GIVEN PROBLEM: Please count the lines in the data below that contain the string "Scotland", treating uppercase and lowercase as different. Give only the number.

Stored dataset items
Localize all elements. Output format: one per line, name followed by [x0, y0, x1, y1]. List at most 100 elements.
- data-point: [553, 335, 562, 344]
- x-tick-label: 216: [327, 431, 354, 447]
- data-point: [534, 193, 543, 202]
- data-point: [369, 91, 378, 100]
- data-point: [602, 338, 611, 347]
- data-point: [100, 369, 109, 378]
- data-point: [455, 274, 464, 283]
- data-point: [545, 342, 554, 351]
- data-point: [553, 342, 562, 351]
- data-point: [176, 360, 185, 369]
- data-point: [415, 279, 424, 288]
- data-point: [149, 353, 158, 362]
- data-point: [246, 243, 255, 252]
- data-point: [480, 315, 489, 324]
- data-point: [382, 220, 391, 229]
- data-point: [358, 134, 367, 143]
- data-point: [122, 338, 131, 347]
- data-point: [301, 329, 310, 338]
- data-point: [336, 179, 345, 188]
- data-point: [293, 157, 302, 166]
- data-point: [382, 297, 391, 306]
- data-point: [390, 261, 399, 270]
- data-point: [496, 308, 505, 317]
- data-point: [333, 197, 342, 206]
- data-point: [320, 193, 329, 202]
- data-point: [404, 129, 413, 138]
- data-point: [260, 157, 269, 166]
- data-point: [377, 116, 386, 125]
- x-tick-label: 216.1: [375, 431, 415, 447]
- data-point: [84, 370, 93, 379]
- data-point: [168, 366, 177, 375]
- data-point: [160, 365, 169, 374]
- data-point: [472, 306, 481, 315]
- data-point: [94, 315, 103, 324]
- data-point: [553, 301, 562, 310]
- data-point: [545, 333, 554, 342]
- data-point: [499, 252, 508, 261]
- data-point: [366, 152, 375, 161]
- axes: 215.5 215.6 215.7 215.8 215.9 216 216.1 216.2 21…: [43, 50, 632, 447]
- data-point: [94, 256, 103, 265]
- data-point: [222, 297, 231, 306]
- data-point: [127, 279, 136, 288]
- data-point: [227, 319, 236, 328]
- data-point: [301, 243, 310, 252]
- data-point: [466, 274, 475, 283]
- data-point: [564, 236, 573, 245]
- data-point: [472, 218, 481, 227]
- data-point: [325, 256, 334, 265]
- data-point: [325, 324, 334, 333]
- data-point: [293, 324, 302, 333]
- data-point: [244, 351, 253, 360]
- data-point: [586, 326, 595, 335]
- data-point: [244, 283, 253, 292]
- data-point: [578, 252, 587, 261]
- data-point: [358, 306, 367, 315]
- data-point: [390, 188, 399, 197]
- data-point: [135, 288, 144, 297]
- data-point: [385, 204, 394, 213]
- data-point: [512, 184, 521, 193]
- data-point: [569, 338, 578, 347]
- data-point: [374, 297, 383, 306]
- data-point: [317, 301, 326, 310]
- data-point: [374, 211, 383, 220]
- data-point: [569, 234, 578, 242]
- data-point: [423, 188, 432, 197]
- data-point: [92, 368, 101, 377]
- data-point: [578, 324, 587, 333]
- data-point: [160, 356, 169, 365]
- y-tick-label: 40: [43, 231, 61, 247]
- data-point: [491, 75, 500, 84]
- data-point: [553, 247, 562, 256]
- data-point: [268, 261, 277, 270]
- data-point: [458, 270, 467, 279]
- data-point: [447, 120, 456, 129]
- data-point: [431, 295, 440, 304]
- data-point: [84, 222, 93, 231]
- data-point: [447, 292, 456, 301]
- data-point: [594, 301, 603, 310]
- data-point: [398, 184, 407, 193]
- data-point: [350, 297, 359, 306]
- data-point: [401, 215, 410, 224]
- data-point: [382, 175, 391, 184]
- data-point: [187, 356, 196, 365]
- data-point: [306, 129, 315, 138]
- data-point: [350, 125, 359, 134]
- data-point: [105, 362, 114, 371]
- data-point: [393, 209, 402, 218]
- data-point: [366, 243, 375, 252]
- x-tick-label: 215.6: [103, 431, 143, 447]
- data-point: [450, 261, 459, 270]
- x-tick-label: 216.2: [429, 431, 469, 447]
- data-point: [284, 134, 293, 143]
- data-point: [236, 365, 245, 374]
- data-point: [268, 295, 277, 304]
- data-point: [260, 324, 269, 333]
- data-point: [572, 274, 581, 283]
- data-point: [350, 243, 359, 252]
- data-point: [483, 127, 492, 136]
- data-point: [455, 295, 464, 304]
--
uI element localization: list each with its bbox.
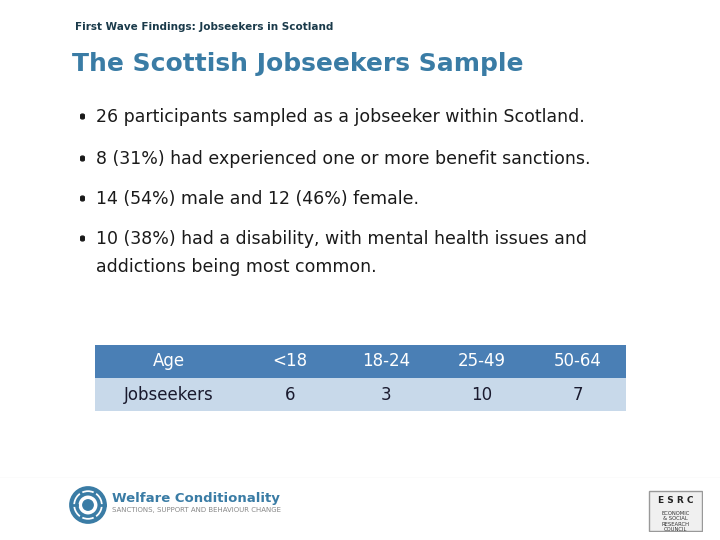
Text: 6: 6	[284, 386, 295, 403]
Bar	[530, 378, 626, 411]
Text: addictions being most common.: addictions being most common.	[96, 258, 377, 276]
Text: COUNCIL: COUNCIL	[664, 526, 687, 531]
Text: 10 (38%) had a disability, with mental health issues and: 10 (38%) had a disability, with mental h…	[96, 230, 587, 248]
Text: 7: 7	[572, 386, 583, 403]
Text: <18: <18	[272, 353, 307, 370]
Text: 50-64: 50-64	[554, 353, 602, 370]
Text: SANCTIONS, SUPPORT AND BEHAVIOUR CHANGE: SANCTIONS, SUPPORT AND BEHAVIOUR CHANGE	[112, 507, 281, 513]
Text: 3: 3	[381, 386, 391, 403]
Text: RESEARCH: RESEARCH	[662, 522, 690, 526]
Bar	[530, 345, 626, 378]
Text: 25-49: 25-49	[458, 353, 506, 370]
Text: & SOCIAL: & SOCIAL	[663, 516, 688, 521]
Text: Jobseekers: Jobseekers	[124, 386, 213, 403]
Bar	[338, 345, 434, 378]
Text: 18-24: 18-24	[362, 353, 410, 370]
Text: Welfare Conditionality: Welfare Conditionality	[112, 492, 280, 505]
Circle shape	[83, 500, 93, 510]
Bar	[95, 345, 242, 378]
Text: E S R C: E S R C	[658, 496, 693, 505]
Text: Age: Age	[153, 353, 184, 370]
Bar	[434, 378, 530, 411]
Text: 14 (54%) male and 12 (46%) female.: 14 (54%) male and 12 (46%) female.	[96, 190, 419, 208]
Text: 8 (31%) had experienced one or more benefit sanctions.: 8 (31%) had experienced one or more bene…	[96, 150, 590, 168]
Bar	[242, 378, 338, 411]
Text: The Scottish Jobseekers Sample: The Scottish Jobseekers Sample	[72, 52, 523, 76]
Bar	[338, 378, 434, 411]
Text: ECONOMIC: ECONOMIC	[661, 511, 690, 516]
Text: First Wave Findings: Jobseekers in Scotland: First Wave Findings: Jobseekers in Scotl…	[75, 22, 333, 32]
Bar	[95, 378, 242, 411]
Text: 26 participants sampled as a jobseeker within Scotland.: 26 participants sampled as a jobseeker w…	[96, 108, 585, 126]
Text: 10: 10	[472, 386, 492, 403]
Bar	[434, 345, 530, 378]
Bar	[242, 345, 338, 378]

TASK RESULT: 2